- _Records to use_:
=======
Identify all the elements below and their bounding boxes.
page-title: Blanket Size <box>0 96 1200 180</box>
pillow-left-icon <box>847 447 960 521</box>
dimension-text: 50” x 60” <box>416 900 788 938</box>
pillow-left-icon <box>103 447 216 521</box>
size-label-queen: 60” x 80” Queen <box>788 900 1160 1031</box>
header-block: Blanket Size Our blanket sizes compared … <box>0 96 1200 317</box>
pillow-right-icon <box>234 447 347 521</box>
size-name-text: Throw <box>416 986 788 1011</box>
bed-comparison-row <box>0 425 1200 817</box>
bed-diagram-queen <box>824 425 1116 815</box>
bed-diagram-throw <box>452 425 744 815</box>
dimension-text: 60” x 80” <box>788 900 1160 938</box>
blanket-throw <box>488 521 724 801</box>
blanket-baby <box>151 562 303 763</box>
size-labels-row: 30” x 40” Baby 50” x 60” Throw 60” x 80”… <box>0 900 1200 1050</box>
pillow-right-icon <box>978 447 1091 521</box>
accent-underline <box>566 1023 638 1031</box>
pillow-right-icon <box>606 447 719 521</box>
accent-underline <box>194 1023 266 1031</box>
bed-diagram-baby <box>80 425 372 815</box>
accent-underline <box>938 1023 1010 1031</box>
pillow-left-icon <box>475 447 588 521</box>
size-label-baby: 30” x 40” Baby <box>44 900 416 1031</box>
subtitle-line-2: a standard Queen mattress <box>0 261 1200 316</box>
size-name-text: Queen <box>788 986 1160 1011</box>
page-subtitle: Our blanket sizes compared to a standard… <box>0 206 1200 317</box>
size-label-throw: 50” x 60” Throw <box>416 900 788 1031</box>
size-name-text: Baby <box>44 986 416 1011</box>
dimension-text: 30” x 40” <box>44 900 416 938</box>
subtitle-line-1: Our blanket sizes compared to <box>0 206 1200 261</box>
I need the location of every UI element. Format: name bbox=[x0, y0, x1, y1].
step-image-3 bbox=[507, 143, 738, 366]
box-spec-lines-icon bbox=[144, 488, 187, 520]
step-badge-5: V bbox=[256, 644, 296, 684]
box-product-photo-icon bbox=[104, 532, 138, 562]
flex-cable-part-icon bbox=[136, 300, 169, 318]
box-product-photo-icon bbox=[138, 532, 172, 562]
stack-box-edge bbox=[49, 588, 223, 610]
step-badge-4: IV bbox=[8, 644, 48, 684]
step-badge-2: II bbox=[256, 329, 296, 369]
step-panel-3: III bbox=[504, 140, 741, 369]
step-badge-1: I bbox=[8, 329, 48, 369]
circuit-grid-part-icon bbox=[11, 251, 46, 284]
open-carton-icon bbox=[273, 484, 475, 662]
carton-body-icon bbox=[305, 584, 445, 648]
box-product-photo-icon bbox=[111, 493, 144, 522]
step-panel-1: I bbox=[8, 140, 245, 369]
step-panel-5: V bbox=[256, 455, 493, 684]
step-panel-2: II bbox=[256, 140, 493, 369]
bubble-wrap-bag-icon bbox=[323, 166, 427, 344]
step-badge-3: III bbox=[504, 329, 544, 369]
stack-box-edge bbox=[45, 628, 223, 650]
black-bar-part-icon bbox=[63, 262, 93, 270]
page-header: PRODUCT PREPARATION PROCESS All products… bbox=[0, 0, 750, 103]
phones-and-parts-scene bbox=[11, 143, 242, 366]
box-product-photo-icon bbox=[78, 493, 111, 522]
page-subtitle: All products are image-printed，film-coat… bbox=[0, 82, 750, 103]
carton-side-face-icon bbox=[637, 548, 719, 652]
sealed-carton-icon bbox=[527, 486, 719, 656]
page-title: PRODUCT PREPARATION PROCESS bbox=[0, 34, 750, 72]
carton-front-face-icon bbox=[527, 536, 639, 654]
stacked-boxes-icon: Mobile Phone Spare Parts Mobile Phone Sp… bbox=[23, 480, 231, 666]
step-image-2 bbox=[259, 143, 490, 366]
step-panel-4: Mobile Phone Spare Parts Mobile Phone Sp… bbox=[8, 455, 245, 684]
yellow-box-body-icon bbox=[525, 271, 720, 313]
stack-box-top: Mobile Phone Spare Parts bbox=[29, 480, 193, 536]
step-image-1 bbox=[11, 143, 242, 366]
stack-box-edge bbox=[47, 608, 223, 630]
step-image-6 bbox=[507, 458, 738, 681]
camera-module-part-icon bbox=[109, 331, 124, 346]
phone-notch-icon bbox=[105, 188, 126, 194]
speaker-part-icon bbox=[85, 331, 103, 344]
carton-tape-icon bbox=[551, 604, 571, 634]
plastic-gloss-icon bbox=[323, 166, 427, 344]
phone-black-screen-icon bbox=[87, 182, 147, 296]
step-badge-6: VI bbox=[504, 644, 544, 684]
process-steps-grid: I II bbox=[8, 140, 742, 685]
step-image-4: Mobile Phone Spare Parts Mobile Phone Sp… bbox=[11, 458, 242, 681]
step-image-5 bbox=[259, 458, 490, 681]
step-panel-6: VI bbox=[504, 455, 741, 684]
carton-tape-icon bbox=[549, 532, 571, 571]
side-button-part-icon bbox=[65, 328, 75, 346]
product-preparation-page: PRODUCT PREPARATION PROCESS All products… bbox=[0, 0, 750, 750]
=======
- _Brief_: Repeat the rows verbatim, starting at the first line and ending at the line that contains "accent-underline <box>566 1023 638 1031</box>", with both of those lines included.

- _Output for this exercise_:
Identify all the elements below and their bounding boxes.
page-title: Blanket Size <box>0 96 1200 180</box>
pillow-left-icon <box>847 447 960 521</box>
dimension-text: 50” x 60” <box>416 900 788 938</box>
pillow-left-icon <box>103 447 216 521</box>
size-label-queen: 60” x 80” Queen <box>788 900 1160 1031</box>
header-block: Blanket Size Our blanket sizes compared … <box>0 96 1200 317</box>
pillow-right-icon <box>234 447 347 521</box>
size-name-text: Throw <box>416 986 788 1011</box>
bed-comparison-row <box>0 425 1200 817</box>
bed-diagram-queen <box>824 425 1116 815</box>
bed-diagram-throw <box>452 425 744 815</box>
dimension-text: 60” x 80” <box>788 900 1160 938</box>
blanket-throw <box>488 521 724 801</box>
blanket-baby <box>151 562 303 763</box>
size-labels-row: 30” x 40” Baby 50” x 60” Throw 60” x 80”… <box>0 900 1200 1050</box>
pillow-right-icon <box>978 447 1091 521</box>
accent-underline <box>566 1023 638 1031</box>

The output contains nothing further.